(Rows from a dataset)

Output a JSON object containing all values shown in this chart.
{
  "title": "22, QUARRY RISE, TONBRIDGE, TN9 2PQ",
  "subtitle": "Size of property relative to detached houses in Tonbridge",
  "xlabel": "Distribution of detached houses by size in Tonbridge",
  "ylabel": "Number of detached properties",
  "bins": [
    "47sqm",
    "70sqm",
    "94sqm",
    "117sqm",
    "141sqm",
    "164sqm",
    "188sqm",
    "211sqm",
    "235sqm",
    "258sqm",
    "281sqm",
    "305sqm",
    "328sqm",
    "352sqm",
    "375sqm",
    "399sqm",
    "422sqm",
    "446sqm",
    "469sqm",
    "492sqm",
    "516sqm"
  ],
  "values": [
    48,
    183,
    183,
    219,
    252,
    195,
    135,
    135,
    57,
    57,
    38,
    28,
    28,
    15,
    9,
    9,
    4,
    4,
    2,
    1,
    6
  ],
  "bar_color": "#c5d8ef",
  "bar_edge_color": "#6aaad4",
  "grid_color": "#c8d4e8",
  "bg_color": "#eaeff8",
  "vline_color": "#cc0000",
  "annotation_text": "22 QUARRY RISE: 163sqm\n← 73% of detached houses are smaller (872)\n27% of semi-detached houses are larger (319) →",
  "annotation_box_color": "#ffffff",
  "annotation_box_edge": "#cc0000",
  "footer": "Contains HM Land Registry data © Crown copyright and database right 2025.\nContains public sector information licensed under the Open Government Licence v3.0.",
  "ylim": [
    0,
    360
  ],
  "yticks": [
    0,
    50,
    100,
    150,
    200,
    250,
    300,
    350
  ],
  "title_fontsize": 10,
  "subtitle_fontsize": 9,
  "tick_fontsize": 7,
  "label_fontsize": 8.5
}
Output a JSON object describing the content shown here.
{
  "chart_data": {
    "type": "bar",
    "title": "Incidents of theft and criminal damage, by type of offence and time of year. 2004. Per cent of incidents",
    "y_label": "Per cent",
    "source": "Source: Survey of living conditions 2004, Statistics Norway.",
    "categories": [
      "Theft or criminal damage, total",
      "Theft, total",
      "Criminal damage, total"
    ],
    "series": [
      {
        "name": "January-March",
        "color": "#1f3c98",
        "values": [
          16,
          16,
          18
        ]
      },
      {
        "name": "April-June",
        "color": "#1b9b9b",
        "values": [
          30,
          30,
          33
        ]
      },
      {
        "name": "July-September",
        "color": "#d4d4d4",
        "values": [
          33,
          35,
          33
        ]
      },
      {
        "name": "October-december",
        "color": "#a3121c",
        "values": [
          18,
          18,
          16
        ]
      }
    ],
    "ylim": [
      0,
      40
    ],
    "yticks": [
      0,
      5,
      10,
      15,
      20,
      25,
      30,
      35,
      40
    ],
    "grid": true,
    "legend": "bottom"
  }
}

To be done: Locate the line that contains "Output a JSON object describing". Repeat it and every line after it, up to and including the final line, exactly.

Task output:
Output a JSON object describing the content shown here.
{
  "chart_data": {
    "type": "bar",
    "title": "Incidents of theft and criminal damage, by type of offence and time of year. 2004. Per cent of incidents",
    "y_label": "Per cent",
    "source": "Source: Survey of living conditions 2004, Statistics Norway.",
    "categories": [
      "Theft or criminal damage, total",
      "Theft, total",
      "Criminal damage, total"
    ],
    "series": [
      {
        "name": "January-March",
        "color": "#1f3c98",
        "values": [
          16,
          16,
          18
        ]
      },
      {
        "name": "April-June",
        "color": "#1b9b9b",
        "values": [
          30,
          30,
          33
        ]
      },
      {
        "name": "July-September",
        "color": "#d4d4d4",
        "values": [
          33,
          35,
          33
        ]
      },
      {
        "name": "October-december",
        "color": "#a3121c",
        "values": [
          18,
          18,
          16
        ]
      }
    ],
    "ylim": [
      0,
      40
    ],
    "yticks": [
      0,
      5,
      10,
      15,
      20,
      25,
      30,
      35,
      40
    ],
    "grid": true,
    "legend": "bottom"
  }
}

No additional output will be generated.